> [AIM OF THE TASK]
Output the material below in full, exactly as it is.
++++++
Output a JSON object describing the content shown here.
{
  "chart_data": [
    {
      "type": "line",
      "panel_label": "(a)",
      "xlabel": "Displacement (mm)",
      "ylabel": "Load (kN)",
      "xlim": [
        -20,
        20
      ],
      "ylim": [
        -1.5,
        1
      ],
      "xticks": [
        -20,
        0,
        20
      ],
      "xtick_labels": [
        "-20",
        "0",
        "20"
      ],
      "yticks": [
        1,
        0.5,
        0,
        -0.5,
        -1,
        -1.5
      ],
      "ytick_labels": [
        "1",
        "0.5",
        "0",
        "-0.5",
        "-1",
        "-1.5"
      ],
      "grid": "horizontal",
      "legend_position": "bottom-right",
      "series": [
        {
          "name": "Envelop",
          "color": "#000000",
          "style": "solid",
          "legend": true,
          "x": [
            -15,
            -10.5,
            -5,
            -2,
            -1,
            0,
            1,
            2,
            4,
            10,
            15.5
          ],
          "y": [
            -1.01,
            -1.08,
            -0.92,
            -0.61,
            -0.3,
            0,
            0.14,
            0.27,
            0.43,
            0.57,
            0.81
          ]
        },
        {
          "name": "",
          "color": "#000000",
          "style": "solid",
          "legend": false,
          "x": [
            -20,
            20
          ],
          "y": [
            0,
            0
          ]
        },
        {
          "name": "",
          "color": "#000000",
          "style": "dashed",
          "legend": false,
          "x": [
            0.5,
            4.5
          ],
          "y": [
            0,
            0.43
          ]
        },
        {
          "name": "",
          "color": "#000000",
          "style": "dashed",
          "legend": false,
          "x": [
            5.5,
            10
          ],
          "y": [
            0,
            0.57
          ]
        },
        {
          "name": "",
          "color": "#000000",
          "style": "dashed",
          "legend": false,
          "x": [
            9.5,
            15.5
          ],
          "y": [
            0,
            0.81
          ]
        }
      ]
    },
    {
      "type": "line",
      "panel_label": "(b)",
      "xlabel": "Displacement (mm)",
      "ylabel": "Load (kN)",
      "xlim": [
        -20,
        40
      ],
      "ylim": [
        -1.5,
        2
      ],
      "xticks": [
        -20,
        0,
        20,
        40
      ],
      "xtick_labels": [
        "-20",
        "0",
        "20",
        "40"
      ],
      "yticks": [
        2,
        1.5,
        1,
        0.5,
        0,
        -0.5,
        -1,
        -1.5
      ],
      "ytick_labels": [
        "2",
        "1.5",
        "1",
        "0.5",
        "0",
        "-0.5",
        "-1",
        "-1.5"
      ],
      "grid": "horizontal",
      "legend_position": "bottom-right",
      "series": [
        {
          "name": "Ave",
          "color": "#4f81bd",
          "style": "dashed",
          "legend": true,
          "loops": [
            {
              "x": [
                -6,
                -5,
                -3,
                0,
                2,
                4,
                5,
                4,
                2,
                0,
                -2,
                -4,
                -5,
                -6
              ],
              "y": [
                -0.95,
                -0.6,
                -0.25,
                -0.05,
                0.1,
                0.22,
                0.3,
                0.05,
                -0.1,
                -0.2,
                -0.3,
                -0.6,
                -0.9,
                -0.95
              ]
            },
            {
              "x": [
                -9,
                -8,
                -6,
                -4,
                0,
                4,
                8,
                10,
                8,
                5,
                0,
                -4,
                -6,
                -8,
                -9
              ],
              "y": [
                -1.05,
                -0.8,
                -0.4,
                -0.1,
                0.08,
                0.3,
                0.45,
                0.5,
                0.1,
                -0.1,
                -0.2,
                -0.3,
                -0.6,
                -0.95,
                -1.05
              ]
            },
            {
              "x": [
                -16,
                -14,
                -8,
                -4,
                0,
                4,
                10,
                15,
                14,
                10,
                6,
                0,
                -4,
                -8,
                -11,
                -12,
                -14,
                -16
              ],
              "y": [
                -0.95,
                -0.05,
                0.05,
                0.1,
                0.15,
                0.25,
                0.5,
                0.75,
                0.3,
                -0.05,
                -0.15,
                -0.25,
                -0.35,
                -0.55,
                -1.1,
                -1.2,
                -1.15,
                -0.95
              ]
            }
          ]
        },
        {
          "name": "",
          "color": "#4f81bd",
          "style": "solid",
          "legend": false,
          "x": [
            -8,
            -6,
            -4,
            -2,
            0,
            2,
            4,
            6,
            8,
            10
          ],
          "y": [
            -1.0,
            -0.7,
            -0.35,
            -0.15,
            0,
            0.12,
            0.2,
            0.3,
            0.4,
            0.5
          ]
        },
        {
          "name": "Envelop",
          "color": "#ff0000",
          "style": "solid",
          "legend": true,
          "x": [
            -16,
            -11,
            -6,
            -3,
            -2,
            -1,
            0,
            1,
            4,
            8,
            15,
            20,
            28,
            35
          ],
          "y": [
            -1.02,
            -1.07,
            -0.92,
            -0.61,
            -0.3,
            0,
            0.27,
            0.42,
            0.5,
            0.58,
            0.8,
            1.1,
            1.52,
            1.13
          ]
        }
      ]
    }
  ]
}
++++++
> [ANSWER TO THE PROBLEM]
Output a JSON object describing the content shown here.
{
  "chart_data": [
    {
      "type": "line",
      "panel_label": "(a)",
      "xlabel": "Displacement (mm)",
      "ylabel": "Load (kN)",
      "xlim": [
        -20,
        20
      ],
      "ylim": [
        -1.5,
        1
      ],
      "xticks": [
        -20,
        0,
        20
      ],
      "xtick_labels": [
        "-20",
        "0",
        "20"
      ],
      "yticks": [
        1,
        0.5,
        0,
        -0.5,
        -1,
        -1.5
      ],
      "ytick_labels": [
        "1",
        "0.5",
        "0",
        "-0.5",
        "-1",
        "-1.5"
      ],
      "grid": "horizontal",
      "legend_position": "bottom-right",
      "series": [
        {
          "name": "Envelop",
          "color": "#000000",
          "style": "solid",
          "legend": true,
          "x": [
            -15,
            -10.5,
            -5,
            -2,
            -1,
            0,
            1,
            2,
            4,
            10,
            15.5
          ],
          "y": [
            -1.01,
            -1.08,
            -0.92,
            -0.61,
            -0.3,
            0,
            0.14,
            0.27,
            0.43,
            0.57,
            0.81
          ]
        },
        {
          "name": "",
          "color": "#000000",
          "style": "solid",
          "legend": false,
          "x": [
            -20,
            20
          ],
          "y": [
            0,
            0
          ]
        },
        {
          "name": "",
          "color": "#000000",
          "style": "dashed",
          "legend": false,
          "x": [
            0.5,
            4.5
          ],
          "y": [
            0,
            0.43
          ]
        },
        {
          "name": "",
          "color": "#000000",
          "style": "dashed",
          "legend": false,
          "x": [
            5.5,
            10
          ],
          "y": [
            0,
            0.57
          ]
        },
        {
          "name": "",
          "color": "#000000",
          "style": "dashed",
          "legend": false,
          "x": [
            9.5,
            15.5
          ],
          "y": [
            0,
            0.81
          ]
        }
      ]
    },
    {
      "type": "line",
      "panel_label": "(b)",
      "xlabel": "Displacement (mm)",
      "ylabel": "Load (kN)",
      "xlim": [
        -20,
        40
      ],
      "ylim": [
        -1.5,
        2
      ],
      "xticks": [
        -20,
        0,
        20,
        40
      ],
      "xtick_labels": [
        "-20",
        "0",
        "20",
        "40"
      ],
      "yticks": [
        2,
        1.5,
        1,
        0.5,
        0,
        -0.5,
        -1,
        -1.5
      ],
      "ytick_labels": [
        "2",
        "1.5",
        "1",
        "0.5",
        "0",
        "-0.5",
        "-1",
        "-1.5"
      ],
      "grid": "horizontal",
      "legend_position": "bottom-right",
      "series": [
        {
          "name": "Ave",
          "color": "#4f81bd",
          "style": "dashed",
          "legend": true,
          "loops": [
            {
              "x": [
                -6,
                -5,
                -3,
                0,
                2,
                4,
                5,
                4,
                2,
                0,
                -2,
                -4,
                -5,
                -6
              ],
              "y": [
                -0.95,
                -0.6,
                -0.25,
                -0.05,
                0.1,
                0.22,
                0.3,
                0.05,
                -0.1,
                -0.2,
                -0.3,
                -0.6,
                -0.9,
                -0.95
              ]
            },
            {
              "x": [
                -9,
                -8,
                -6,
                -4,
                0,
                4,
                8,
                10,
                8,
                5,
                0,
                -4,
                -6,
                -8,
                -9
              ],
              "y": [
                -1.05,
                -0.8,
                -0.4,
                -0.1,
                0.08,
                0.3,
                0.45,
                0.5,
                0.1,
                -0.1,
                -0.2,
                -0.3,
                -0.6,
                -0.95,
                -1.05
              ]
            },
            {
              "x": [
                -16,
                -14,
                -8,
                -4,
                0,
                4,
                10,
                15,
                14,
                10,
                6,
                0,
                -4,
                -8,
                -11,
                -12,
                -14,
                -16
              ],
              "y": [
                -0.95,
                -0.05,
                0.05,
                0.1,
                0.15,
                0.25,
                0.5,
                0.75,
                0.3,
                -0.05,
                -0.15,
                -0.25,
                -0.35,
                -0.55,
                -1.1,
                -1.2,
                -1.15,
                -0.95
              ]
            }
          ]
        },
        {
          "name": "",
          "color": "#4f81bd",
          "style": "solid",
          "legend": false,
          "x": [
            -8,
            -6,
            -4,
            -2,
            0,
            2,
            4,
            6,
            8,
            10
          ],
          "y": [
            -1.0,
            -0.7,
            -0.35,
            -0.15,
            0,
            0.12,
            0.2,
            0.3,
            0.4,
            0.5
          ]
        },
        {
          "name": "Envelop",
          "color": "#ff0000",
          "style": "solid",
          "legend": true,
          "x": [
            -16,
            -11,
            -6,
            -3,
            -2,
            -1,
            0,
            1,
            4,
            8,
            15,
            20,
            28,
            35
          ],
          "y": [
            -1.02,
            -1.07,
            -0.92,
            -0.61,
            -0.3,
            0,
            0.27,
            0.42,
            0.5,
            0.58,
            0.8,
            1.1,
            1.52,
            1.13
          ]
        }
      ]
    }
  ]
}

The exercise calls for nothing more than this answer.